Required work —
Repeat the lines that follow, leaving nothing out.

------------

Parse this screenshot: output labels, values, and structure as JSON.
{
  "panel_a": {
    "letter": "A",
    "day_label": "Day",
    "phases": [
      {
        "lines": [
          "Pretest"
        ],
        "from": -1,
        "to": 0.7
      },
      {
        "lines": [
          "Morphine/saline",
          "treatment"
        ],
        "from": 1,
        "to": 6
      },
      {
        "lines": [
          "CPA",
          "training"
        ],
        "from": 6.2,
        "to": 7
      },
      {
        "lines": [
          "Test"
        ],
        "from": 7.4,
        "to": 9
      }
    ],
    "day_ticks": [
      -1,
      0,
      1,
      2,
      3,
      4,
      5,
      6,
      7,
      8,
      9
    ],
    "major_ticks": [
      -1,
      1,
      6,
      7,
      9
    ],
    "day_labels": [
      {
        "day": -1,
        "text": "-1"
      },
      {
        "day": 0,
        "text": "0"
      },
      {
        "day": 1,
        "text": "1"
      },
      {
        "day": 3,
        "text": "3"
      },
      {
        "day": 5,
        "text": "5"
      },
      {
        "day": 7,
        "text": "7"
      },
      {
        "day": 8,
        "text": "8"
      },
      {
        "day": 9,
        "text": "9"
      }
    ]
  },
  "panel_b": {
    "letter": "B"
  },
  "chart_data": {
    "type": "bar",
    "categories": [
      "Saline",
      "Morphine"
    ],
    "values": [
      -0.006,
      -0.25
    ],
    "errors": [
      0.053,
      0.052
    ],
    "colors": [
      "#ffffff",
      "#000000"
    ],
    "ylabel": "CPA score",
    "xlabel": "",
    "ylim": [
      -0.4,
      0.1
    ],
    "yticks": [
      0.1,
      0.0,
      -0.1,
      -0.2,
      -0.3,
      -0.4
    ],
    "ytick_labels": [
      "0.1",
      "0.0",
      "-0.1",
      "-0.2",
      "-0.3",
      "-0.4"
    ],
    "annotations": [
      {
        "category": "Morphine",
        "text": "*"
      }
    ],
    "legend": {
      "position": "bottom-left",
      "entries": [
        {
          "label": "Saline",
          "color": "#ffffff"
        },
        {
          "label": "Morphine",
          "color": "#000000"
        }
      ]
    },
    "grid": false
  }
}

------------

Finished answer —
Parse this screenshot: output labels, values, and structure as JSON.
{
  "panel_a": {
    "letter": "A",
    "day_label": "Day",
    "phases": [
      {
        "lines": [
          "Pretest"
        ],
        "from": -1,
        "to": 0.7
      },
      {
        "lines": [
          "Morphine/saline",
          "treatment"
        ],
        "from": 1,
        "to": 6
      },
      {
        "lines": [
          "CPA",
          "training"
        ],
        "from": 6.2,
        "to": 7
      },
      {
        "lines": [
          "Test"
        ],
        "from": 7.4,
        "to": 9
      }
    ],
    "day_ticks": [
      -1,
      0,
      1,
      2,
      3,
      4,
      5,
      6,
      7,
      8,
      9
    ],
    "major_ticks": [
      -1,
      1,
      6,
      7,
      9
    ],
    "day_labels": [
      {
        "day": -1,
        "text": "-1"
      },
      {
        "day": 0,
        "text": "0"
      },
      {
        "day": 1,
        "text": "1"
      },
      {
        "day": 3,
        "text": "3"
      },
      {
        "day": 5,
        "text": "5"
      },
      {
        "day": 7,
        "text": "7"
      },
      {
        "day": 8,
        "text": "8"
      },
      {
        "day": 9,
        "text": "9"
      }
    ]
  },
  "panel_b": {
    "letter": "B"
  },
  "chart_data": {
    "type": "bar",
    "categories": [
      "Saline",
      "Morphine"
    ],
    "values": [
      -0.006,
      -0.25
    ],
    "errors": [
      0.053,
      0.052
    ],
    "colors": [
      "#ffffff",
      "#000000"
    ],
    "ylabel": "CPA score",
    "xlabel": "",
    "ylim": [
      -0.4,
      0.1
    ],
    "yticks": [
      0.1,
      0.0,
      -0.1,
      -0.2,
      -0.3,
      -0.4
    ],
    "ytick_labels": [
      "0.1",
      "0.0",
      "-0.1",
      "-0.2",
      "-0.3",
      "-0.4"
    ],
    "annotations": [
      {
        "category": "Morphine",
        "text": "*"
      }
    ],
    "legend": {
      "position": "bottom-left",
      "entries": [
        {
          "label": "Saline",
          "color": "#ffffff"
        },
        {
          "label": "Morphine",
          "color": "#000000"
        }
      ]
    },
    "grid": false
  }
}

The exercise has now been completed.